→ **Page extract**:
▶
Ensuring Data Protection with Artificial Intelligence

Ensuring Data Protection with Artificial Intelligence

Veröffentlicht am Mittwoch, den 17. November 2021

Data protection regulations are a cornerstone of our highly digitised society. With the vast amount of customer data being gathered by companies – likely more than ever before - data protection policies have become necessary to protect our fundamental right to privacy. It’s for this reason that in 2016, the European Union formalised all requirements in terms of data protection under the General Data Protection Regulation (GDPR), which quickly became the gold standard. Every organisation, no matter where it’s located, handling the personal data of European citizens must comply with GDPR. Any instance of non-compliance can be severely punished, with fines in the order of millions of euros.

The Challenge

Due to their nature and sensitivity, data protection policies need to be adapted – to a very high level of detail – in each individual case. However, being written in natural language, they often reflect some of its problems, such as ambiguity, incompleteness, and inconsistency. Checking policy compliance is a complex, time-consuming, and labour-intensive task, in which even the tiniest mistake can have far-reaching consequences. In fact, companies worldwide have been struggling with GDPR compliance, and there is an important need for cost-effective methods that can help them manage it more efficiently.
◀
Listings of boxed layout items
▶
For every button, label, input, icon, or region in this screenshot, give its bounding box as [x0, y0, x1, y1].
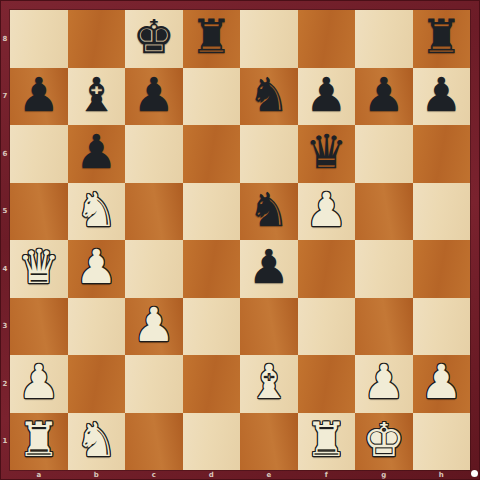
square-e2[interactable]: ♝: [240, 355, 298, 413]
rank-label-1: 1: [0, 413, 10, 471]
square-d1[interactable]: [183, 413, 241, 471]
square-d6[interactable]: [183, 125, 241, 183]
piece-white-bishop[interactable]: ♝: [248, 358, 290, 405]
square-c4[interactable]: [125, 240, 183, 298]
piece-black-bishop[interactable]: ♝: [75, 71, 117, 118]
piece-white-knight[interactable]: ♞: [75, 416, 117, 463]
square-c2[interactable]: [125, 355, 183, 413]
square-e3[interactable]: [240, 298, 298, 356]
square-a4[interactable]: ♛: [10, 240, 68, 298]
file-label-g: g: [355, 470, 413, 480]
rank-label-4: 4: [0, 240, 10, 298]
chess-board: ♚♜♜♟♝♟♞♟♟♟♟♛♞♞♟♛♟♟♟♟♝♟♟♜♞♜♚ 87654321 abc…: [0, 0, 480, 480]
file-label-f: f: [298, 470, 356, 480]
square-h2[interactable]: ♟: [413, 355, 471, 413]
square-d2[interactable]: [183, 355, 241, 413]
file-labels: abcdefgh: [10, 470, 470, 480]
file-label-b: b: [68, 470, 126, 480]
square-f4[interactable]: [298, 240, 356, 298]
file-label-c: c: [125, 470, 183, 480]
square-a7[interactable]: ♟: [10, 68, 68, 126]
square-f5[interactable]: ♟: [298, 183, 356, 241]
square-c7[interactable]: ♟: [125, 68, 183, 126]
square-e5[interactable]: ♞: [240, 183, 298, 241]
piece-white-rook[interactable]: ♜: [18, 416, 60, 463]
piece-black-pawn[interactable]: ♟: [420, 71, 462, 118]
piece-black-knight[interactable]: ♞: [248, 71, 290, 118]
square-b2[interactable]: [68, 355, 126, 413]
square-c6[interactable]: [125, 125, 183, 183]
file-label-d: d: [183, 470, 241, 480]
square-e4[interactable]: ♟: [240, 240, 298, 298]
piece-black-pawn[interactable]: ♟: [75, 128, 117, 175]
square-e6[interactable]: [240, 125, 298, 183]
square-g7[interactable]: ♟: [355, 68, 413, 126]
square-a6[interactable]: [10, 125, 68, 183]
square-g2[interactable]: ♟: [355, 355, 413, 413]
square-e7[interactable]: ♞: [240, 68, 298, 126]
square-b4[interactable]: ♟: [68, 240, 126, 298]
square-g6[interactable]: [355, 125, 413, 183]
piece-white-rook[interactable]: ♜: [305, 416, 347, 463]
piece-white-queen[interactable]: ♛: [18, 243, 60, 290]
rank-label-7: 7: [0, 68, 10, 126]
white-to-move-indicator: [471, 470, 478, 477]
piece-white-pawn[interactable]: ♟: [133, 301, 175, 348]
piece-black-rook[interactable]: ♜: [420, 13, 462, 60]
piece-black-pawn[interactable]: ♟: [248, 243, 290, 290]
piece-white-knight[interactable]: ♞: [75, 186, 117, 233]
rank-label-5: 5: [0, 183, 10, 241]
square-c1[interactable]: [125, 413, 183, 471]
square-g3[interactable]: [355, 298, 413, 356]
rank-label-2: 2: [0, 355, 10, 413]
square-c8[interactable]: ♚: [125, 10, 183, 68]
square-g1[interactable]: ♚: [355, 413, 413, 471]
square-h8[interactable]: ♜: [413, 10, 471, 68]
piece-white-pawn[interactable]: ♟: [420, 358, 462, 405]
square-a5[interactable]: [10, 183, 68, 241]
square-d4[interactable]: [183, 240, 241, 298]
square-b1[interactable]: ♞: [68, 413, 126, 471]
square-f6[interactable]: ♛: [298, 125, 356, 183]
square-h4[interactable]: [413, 240, 471, 298]
square-d7[interactable]: [183, 68, 241, 126]
square-f1[interactable]: ♜: [298, 413, 356, 471]
square-e1[interactable]: [240, 413, 298, 471]
square-b7[interactable]: ♝: [68, 68, 126, 126]
square-f3[interactable]: [298, 298, 356, 356]
piece-black-pawn[interactable]: ♟: [305, 71, 347, 118]
square-h5[interactable]: [413, 183, 471, 241]
square-c3[interactable]: ♟: [125, 298, 183, 356]
rank-label-6: 6: [0, 125, 10, 183]
square-a8[interactable]: [10, 10, 68, 68]
square-e8[interactable]: [240, 10, 298, 68]
piece-white-pawn[interactable]: ♟: [75, 243, 117, 290]
piece-white-king[interactable]: ♚: [363, 416, 405, 463]
piece-black-pawn[interactable]: ♟: [363, 71, 405, 118]
square-c5[interactable]: [125, 183, 183, 241]
piece-white-pawn[interactable]: ♟: [18, 358, 60, 405]
square-d3[interactable]: [183, 298, 241, 356]
piece-black-queen[interactable]: ♛: [305, 128, 347, 175]
square-a1[interactable]: ♜: [10, 413, 68, 471]
square-f8[interactable]: [298, 10, 356, 68]
square-b6[interactable]: ♟: [68, 125, 126, 183]
piece-black-pawn[interactable]: ♟: [18, 71, 60, 118]
rank-label-8: 8: [0, 10, 10, 68]
square-g5[interactable]: [355, 183, 413, 241]
rank-label-3: 3: [0, 298, 10, 356]
square-a2[interactable]: ♟: [10, 355, 68, 413]
square-f2[interactable]: [298, 355, 356, 413]
rank-labels: 87654321: [0, 10, 10, 470]
square-h6[interactable]: [413, 125, 471, 183]
piece-black-knight[interactable]: ♞: [248, 186, 290, 233]
file-label-a: a: [10, 470, 68, 480]
square-h1[interactable]: [413, 413, 471, 471]
square-d8[interactable]: ♜: [183, 10, 241, 68]
square-b8[interactable]: [68, 10, 126, 68]
piece-white-pawn[interactable]: ♟: [305, 186, 347, 233]
square-h7[interactable]: ♟: [413, 68, 471, 126]
square-d5[interactable]: [183, 183, 241, 241]
file-label-e: e: [240, 470, 298, 480]
square-b5[interactable]: ♞: [68, 183, 126, 241]
piece-black-king[interactable]: ♚: [133, 13, 175, 60]
square-g8[interactable]: [355, 10, 413, 68]
square-g4[interactable]: [355, 240, 413, 298]
piece-black-rook[interactable]: ♜: [190, 13, 232, 60]
square-h3[interactable]: [413, 298, 471, 356]
piece-black-pawn[interactable]: ♟: [133, 71, 175, 118]
piece-white-pawn[interactable]: ♟: [363, 358, 405, 405]
square-a3[interactable]: [10, 298, 68, 356]
square-b3[interactable]: [68, 298, 126, 356]
square-f7[interactable]: ♟: [298, 68, 356, 126]
file-label-h: h: [413, 470, 471, 480]
squares-grid: ♚♜♜♟♝♟♞♟♟♟♟♛♞♞♟♛♟♟♟♟♝♟♟♜♞♜♚: [10, 10, 470, 470]
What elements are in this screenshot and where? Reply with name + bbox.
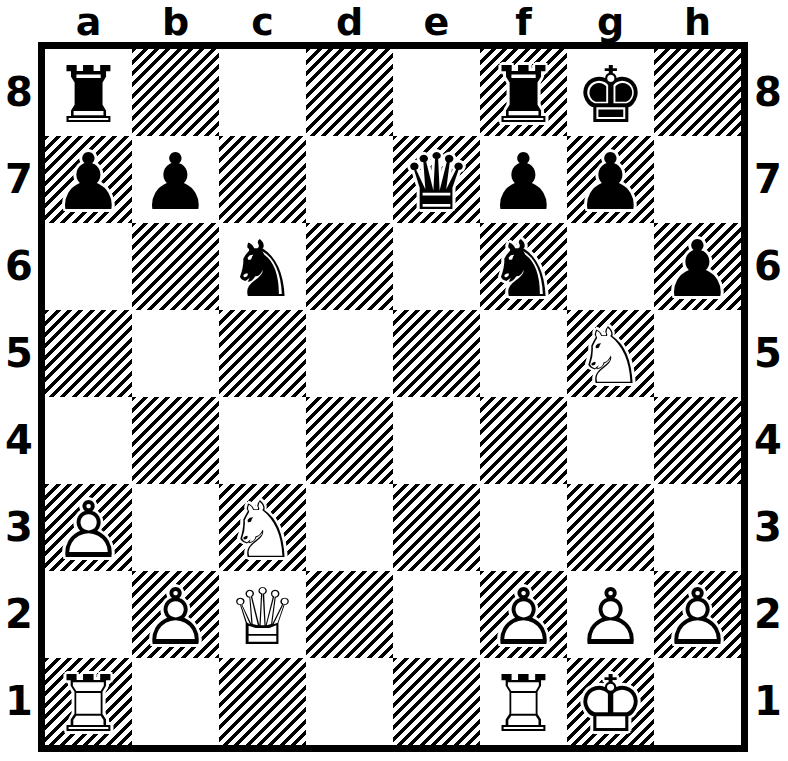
white-piece-outline: ♙ [45, 484, 132, 571]
white-king: ♚♔ [567, 658, 654, 745]
black-rook: ♜ [45, 49, 132, 136]
file-label-d: d [306, 0, 393, 42]
square-h5 [654, 310, 741, 397]
square-f4 [480, 397, 567, 484]
black-pawn: ♟ [132, 136, 219, 223]
rank-label-right-6: 6 [749, 223, 787, 310]
square-d8 [306, 49, 393, 136]
white-pawn: ♟♙ [132, 571, 219, 658]
square-b5 [132, 310, 219, 397]
white-piece-outline: ♙ [654, 571, 741, 658]
square-d2 [306, 571, 393, 658]
rank-label-left-4: 4 [0, 397, 38, 484]
square-h2: ♟♙ [654, 571, 741, 658]
square-c5 [219, 310, 306, 397]
square-e1 [393, 658, 480, 745]
square-b2: ♟♙ [132, 571, 219, 658]
rank-label-right-4: 4 [749, 397, 787, 484]
black-piece-glyph: ♜ [45, 49, 132, 136]
white-piece-outline: ♙ [480, 571, 567, 658]
square-a4 [45, 397, 132, 484]
square-a1: ♜♖ [45, 658, 132, 745]
rank-label-right-8: 8 [749, 49, 787, 136]
chess-diagram-page: { "game": "chess", "diagram_style": "pri… [0, 0, 788, 761]
black-rook: ♜ [480, 49, 567, 136]
black-piece-glyph: ♞ [219, 223, 306, 310]
white-pawn: ♟♙ [45, 484, 132, 571]
square-a6 [45, 223, 132, 310]
square-e3 [393, 484, 480, 571]
black-knight: ♞ [480, 223, 567, 310]
black-piece-glyph: ♟ [654, 223, 741, 310]
rank-label-left-3: 3 [0, 484, 38, 571]
square-g2: ♟♙ [567, 571, 654, 658]
file-label-a: a [45, 0, 132, 42]
white-knight: ♞♘ [219, 484, 306, 571]
black-piece-glyph: ♜ [480, 49, 567, 136]
square-g8: ♚ [567, 49, 654, 136]
white-knight: ♞♘ [567, 310, 654, 397]
white-piece-outline: ♙ [567, 571, 654, 658]
black-piece-glyph: ♟ [132, 136, 219, 223]
square-c1 [219, 658, 306, 745]
square-f7: ♟ [480, 136, 567, 223]
white-piece-outline: ♘ [567, 310, 654, 397]
file-label-f: f [480, 0, 567, 42]
square-d4 [306, 397, 393, 484]
file-label-b: b [132, 0, 219, 42]
square-f8: ♜ [480, 49, 567, 136]
square-h3 [654, 484, 741, 571]
black-piece-glyph: ♛ [393, 136, 480, 223]
white-queen: ♛♕ [219, 571, 306, 658]
square-g1: ♚♔ [567, 658, 654, 745]
white-piece-outline: ♘ [219, 484, 306, 571]
rank-label-right-2: 2 [749, 571, 787, 658]
black-piece-glyph: ♟ [567, 136, 654, 223]
square-b3 [132, 484, 219, 571]
square-d1 [306, 658, 393, 745]
square-b6 [132, 223, 219, 310]
square-g7: ♟ [567, 136, 654, 223]
square-e7: ♛ [393, 136, 480, 223]
white-piece-outline: ♔ [567, 658, 654, 745]
square-a8: ♜ [45, 49, 132, 136]
black-pawn: ♟ [45, 136, 132, 223]
square-f2: ♟♙ [480, 571, 567, 658]
square-b8 [132, 49, 219, 136]
black-piece-glyph: ♟ [45, 136, 132, 223]
rank-label-right-3: 3 [749, 484, 787, 571]
black-pawn: ♟ [654, 223, 741, 310]
square-f5 [480, 310, 567, 397]
square-b1 [132, 658, 219, 745]
square-g3 [567, 484, 654, 571]
square-d3 [306, 484, 393, 571]
white-piece-outline: ♖ [45, 658, 132, 745]
black-queen: ♛ [393, 136, 480, 223]
white-rook: ♜♖ [45, 658, 132, 745]
rank-label-right-7: 7 [749, 136, 787, 223]
square-c4 [219, 397, 306, 484]
square-g5: ♞♘ [567, 310, 654, 397]
square-c6: ♞ [219, 223, 306, 310]
square-a7: ♟ [45, 136, 132, 223]
square-h4 [654, 397, 741, 484]
white-piece-outline: ♕ [219, 571, 306, 658]
rank-label-left-1: 1 [0, 658, 38, 745]
black-piece-glyph: ♞ [480, 223, 567, 310]
square-c3: ♞♘ [219, 484, 306, 571]
file-label-c: c [219, 0, 306, 42]
square-e5 [393, 310, 480, 397]
square-c8 [219, 49, 306, 136]
square-b7: ♟ [132, 136, 219, 223]
square-e6 [393, 223, 480, 310]
square-h7 [654, 136, 741, 223]
chess-board: ♜♜♚♟♟♛♟♟♞♞♟♞♘♟♙♞♘♟♙♛♕♟♙♟♙♟♙♜♖♜♖♚♔ [38, 42, 748, 752]
black-king: ♚ [567, 49, 654, 136]
white-pawn: ♟♙ [654, 571, 741, 658]
square-f6: ♞ [480, 223, 567, 310]
white-piece-outline: ♙ [132, 571, 219, 658]
rank-label-left-6: 6 [0, 223, 38, 310]
file-label-e: e [393, 0, 480, 42]
black-knight: ♞ [219, 223, 306, 310]
file-label-g: g [567, 0, 654, 42]
square-d7 [306, 136, 393, 223]
file-label-h: h [654, 0, 741, 42]
black-pawn: ♟ [567, 136, 654, 223]
square-g6 [567, 223, 654, 310]
square-d6 [306, 223, 393, 310]
white-pawn: ♟♙ [480, 571, 567, 658]
square-d5 [306, 310, 393, 397]
square-g4 [567, 397, 654, 484]
square-a3: ♟♙ [45, 484, 132, 571]
black-piece-glyph: ♟ [480, 136, 567, 223]
rank-label-left-8: 8 [0, 49, 38, 136]
square-f3 [480, 484, 567, 571]
square-c2: ♛♕ [219, 571, 306, 658]
rank-label-right-5: 5 [749, 310, 787, 397]
square-f1: ♜♖ [480, 658, 567, 745]
rank-label-right-1: 1 [749, 658, 787, 745]
rank-label-left-5: 5 [0, 310, 38, 397]
square-a5 [45, 310, 132, 397]
square-e2 [393, 571, 480, 658]
white-pawn: ♟♙ [567, 571, 654, 658]
square-h6: ♟ [654, 223, 741, 310]
square-e4 [393, 397, 480, 484]
square-e8 [393, 49, 480, 136]
square-h1 [654, 658, 741, 745]
square-b4 [132, 397, 219, 484]
square-h8 [654, 49, 741, 136]
black-piece-glyph: ♚ [567, 49, 654, 136]
black-pawn: ♟ [480, 136, 567, 223]
square-a2 [45, 571, 132, 658]
white-rook: ♜♖ [480, 658, 567, 745]
rank-label-left-2: 2 [0, 571, 38, 658]
square-c7 [219, 136, 306, 223]
rank-label-left-7: 7 [0, 136, 38, 223]
white-piece-outline: ♖ [480, 658, 567, 745]
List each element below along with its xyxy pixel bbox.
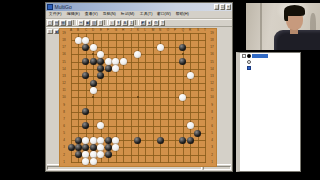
- coord-letter: E: [100, 29, 102, 32]
- coord-number: 8: [63, 110, 65, 113]
- black-stone: [179, 137, 186, 144]
- coord-letter: G: [114, 29, 116, 32]
- white-stone: [187, 122, 194, 129]
- coord-number: 16: [62, 53, 65, 56]
- white-stone: [97, 137, 104, 144]
- black-stone-icon: [247, 54, 251, 58]
- white-stone: [90, 151, 97, 158]
- black-stone: [105, 137, 112, 144]
- menu-item-5[interactable]: 工具(T): [138, 11, 154, 17]
- goban[interactable]: ABCDEFGHJKLMNOPQRST191918181717161615151…: [59, 28, 217, 167]
- number-button[interactable]: 1: [129, 20, 135, 26]
- black-stone: [97, 72, 104, 79]
- black-stone: [90, 58, 97, 65]
- coord-number: 14: [210, 67, 213, 70]
- white-stone: [187, 72, 194, 79]
- menubar: 文件(F)编辑(E)查看(V)导航(N)标记(M)工具(T)窗口(W)帮助(H): [46, 11, 232, 19]
- white-stone: [97, 151, 104, 158]
- white-stone: [97, 51, 104, 58]
- grid-line-v: [153, 33, 154, 163]
- white-stone: [105, 58, 112, 65]
- grid-line-h: [71, 126, 206, 127]
- coord-number: 10: [62, 96, 65, 99]
- grid-line-h: [71, 112, 206, 113]
- coord-number: 18: [210, 39, 213, 42]
- screen: { "game": "go", "board_size": 19, "posit…: [0, 0, 320, 180]
- black-stone: [105, 144, 112, 151]
- white-stone: [179, 94, 186, 101]
- cut-button[interactable]: ✂: [78, 20, 84, 26]
- coord-number: 11: [62, 89, 65, 92]
- coord-number: 4: [211, 139, 213, 142]
- coord-number: 12: [210, 82, 213, 85]
- territory-button[interactable]: ◩: [140, 20, 146, 26]
- setup-button[interactable]: ●: [147, 20, 153, 26]
- tree-button[interactable]: Ŧ: [116, 20, 122, 26]
- black-stone: [75, 144, 82, 151]
- coord-number: 1: [211, 160, 213, 163]
- white-stone: [82, 37, 89, 44]
- toolbar-main: ▢▤▦▥✂▣▧#iŦA1◩●⚙?: [46, 19, 232, 28]
- grid-line-v: [175, 33, 176, 163]
- options-button[interactable]: ⚙: [153, 20, 159, 26]
- coord-number: 18: [62, 39, 65, 42]
- first-button[interactable]: |◀: [47, 29, 53, 35]
- coord-number: 3: [63, 146, 65, 149]
- black-stone: [82, 122, 89, 129]
- grid-line-v: [198, 33, 199, 163]
- white-stone: [97, 144, 104, 151]
- white-stone: [157, 44, 164, 51]
- coord-number: 13: [210, 74, 213, 77]
- coord-letter: F: [107, 29, 109, 32]
- print-button[interactable]: ▥: [67, 20, 73, 26]
- menu-item-1[interactable]: 编辑(E): [65, 11, 82, 17]
- grid-line-v: [205, 33, 206, 163]
- coord-number: 5: [63, 132, 65, 135]
- close-button[interactable]: ×: [226, 4, 232, 10]
- black-stone: [75, 137, 82, 144]
- black-stone: [105, 65, 112, 72]
- coord-number: 6: [63, 124, 65, 127]
- game-tree-panel: -: [236, 52, 301, 172]
- coord-number: 9: [211, 103, 213, 106]
- coord-letter: S: [197, 29, 199, 32]
- coord-number: 7: [211, 117, 213, 120]
- tree-node-label[interactable]: [252, 66, 268, 71]
- menu-item-2[interactable]: 查看(V): [83, 11, 100, 17]
- current-node-icon: [247, 66, 251, 70]
- black-stone: [134, 137, 141, 144]
- white-stone: [97, 122, 104, 129]
- tree-node-label[interactable]: [252, 60, 268, 65]
- white-stone: [134, 51, 141, 58]
- white-stone: [112, 144, 119, 151]
- coord-letter: D: [92, 29, 94, 32]
- black-stone: [157, 137, 164, 144]
- minimize-button[interactable]: _: [214, 4, 220, 10]
- coord-number: 5: [211, 132, 213, 135]
- info-button[interactable]: i: [109, 20, 115, 26]
- letter-button[interactable]: A: [122, 20, 128, 26]
- webcam-feed: [246, 3, 320, 50]
- coord-letter: J: [130, 29, 132, 32]
- black-stone: [82, 108, 89, 115]
- coord-number: 12: [62, 82, 65, 85]
- coord-letter: T: [204, 29, 206, 32]
- coord-number: 17: [210, 46, 213, 49]
- coord-letter: K: [137, 29, 139, 32]
- tree-node-label[interactable]: [252, 54, 268, 59]
- black-stone: [179, 44, 186, 51]
- save-button[interactable]: ▦: [60, 20, 66, 26]
- coord-number: 16: [210, 53, 213, 56]
- white-stone: [90, 44, 97, 51]
- board-button[interactable]: #: [98, 20, 104, 26]
- coord-number: 15: [210, 60, 213, 63]
- black-stone: [82, 44, 89, 51]
- white-stone: [90, 137, 97, 144]
- coord-number: 13: [62, 74, 65, 77]
- white-stone: [90, 87, 97, 94]
- white-stone: [82, 158, 89, 165]
- coord-letter: O: [167, 29, 169, 32]
- coord-letter: C: [85, 29, 87, 32]
- menu-item-7[interactable]: 帮助(H): [174, 11, 191, 17]
- new-button[interactable]: ▢: [47, 20, 53, 26]
- coord-letter: L: [145, 29, 147, 32]
- coord-number: 11: [210, 89, 213, 92]
- menu-item-0[interactable]: 文件(F): [47, 11, 63, 17]
- coord-number: 10: [210, 96, 213, 99]
- coord-number: 6: [211, 124, 213, 127]
- coord-number: 7: [63, 117, 65, 120]
- menu-item-3[interactable]: 导航(N): [101, 11, 118, 17]
- grid-line-v: [145, 33, 146, 163]
- coord-letter: M: [152, 29, 155, 32]
- tree-row-child2[interactable]: [240, 65, 300, 71]
- menu-item-4[interactable]: 标记(M): [119, 11, 136, 17]
- help-button[interactable]: ?: [160, 20, 166, 26]
- white-stone: [120, 58, 127, 65]
- coord-number: 8: [211, 110, 213, 113]
- coord-number: 2: [63, 153, 65, 156]
- black-stone: [194, 130, 201, 137]
- coord-number: 3: [211, 146, 213, 149]
- person-hair-side: [284, 11, 288, 21]
- white-stone: [90, 158, 97, 165]
- black-stone: [82, 144, 89, 151]
- paste-button[interactable]: ▧: [91, 20, 97, 26]
- grid-line-h: [71, 105, 206, 106]
- black-stone: [187, 137, 194, 144]
- coord-letter: R: [189, 29, 191, 32]
- coord-number: 1: [63, 160, 65, 163]
- maximize-button[interactable]: □: [220, 4, 226, 10]
- window-title: MultiGo: [55, 3, 72, 11]
- coord-number: 17: [62, 46, 65, 49]
- coord-letter: A: [70, 29, 72, 32]
- black-stone: [68, 144, 75, 151]
- white-stone: [112, 137, 119, 144]
- black-stone: [90, 80, 97, 87]
- coord-letter: Q: [181, 29, 183, 32]
- black-stone: [179, 58, 186, 65]
- black-stone: [90, 144, 97, 151]
- coord-letter: H: [122, 29, 124, 32]
- menu-item-6[interactable]: 窗口(W): [155, 11, 173, 17]
- white-stone: [82, 151, 89, 158]
- copy-button[interactable]: ▣: [85, 20, 91, 26]
- black-stone: [82, 72, 89, 79]
- coord-number: 19: [210, 32, 213, 35]
- coord-number: 14: [62, 67, 65, 70]
- coord-letter: B: [77, 29, 79, 32]
- coord-number: 9: [63, 103, 65, 106]
- white-stone: [112, 58, 119, 65]
- app-window: MultiGo _ □ × 文件(F)编辑(E)查看(V)导航(N)标记(M)工…: [45, 2, 233, 172]
- white-stone: [82, 137, 89, 144]
- white-stone: [112, 65, 119, 72]
- coord-letter: N: [159, 29, 161, 32]
- white-stone: [75, 37, 82, 44]
- coord-letter: P: [174, 29, 176, 32]
- black-stone: [97, 65, 104, 72]
- coord-number: 15: [62, 60, 65, 63]
- black-stone: [97, 58, 104, 65]
- black-stone: [105, 151, 112, 158]
- app-icon: [47, 4, 53, 10]
- collapse-icon[interactable]: -: [242, 54, 246, 58]
- black-stone: [75, 151, 82, 158]
- open-button[interactable]: ▤: [54, 20, 60, 26]
- coord-number: 19: [62, 32, 65, 35]
- goban-grid: ABCDEFGHJKLMNOPQRST191918181717161615151…: [71, 33, 205, 162]
- titlebar: MultiGo _ □ ×: [46, 3, 232, 11]
- wall-edge: [260, 3, 262, 50]
- grid-line-h: [71, 133, 206, 134]
- white-stone-icon: [247, 60, 251, 64]
- grid-line-v: [168, 33, 169, 163]
- grid-line-h: [71, 119, 206, 120]
- black-stone: [82, 58, 89, 65]
- coord-number: 4: [63, 139, 65, 142]
- coord-number: 2: [211, 153, 213, 156]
◀
→ **What you need to do**:
- 1) According to the data protection article, in what year did the European Union formalize its data protection requirements under the GDPR?
- 2) Transcribe the listing lines starting at the line containing "square-e2[interactable]: ♝: [240, 355, 298, 413]" and ending at the line containing "square-c2[interactable]: [125, 355, 183, 413]", both included, character for character.
The article and the listings are unrelated to each other.

→ **Completed exercise**:
- 1) In 2016.

- 2)
square-e2[interactable]: ♝: [240, 355, 298, 413]
rank-label-1: 1: [0, 413, 10, 471]
square-d1[interactable]: [183, 413, 241, 471]
square-d6[interactable]: [183, 125, 241, 183]
piece-white-bishop[interactable]: ♝: [248, 358, 290, 405]
square-c4[interactable]: [125, 240, 183, 298]
piece-black-bishop[interactable]: ♝: [75, 71, 117, 118]
piece-white-knight[interactable]: ♞: [75, 416, 117, 463]
square-c2[interactable]: [125, 355, 183, 413]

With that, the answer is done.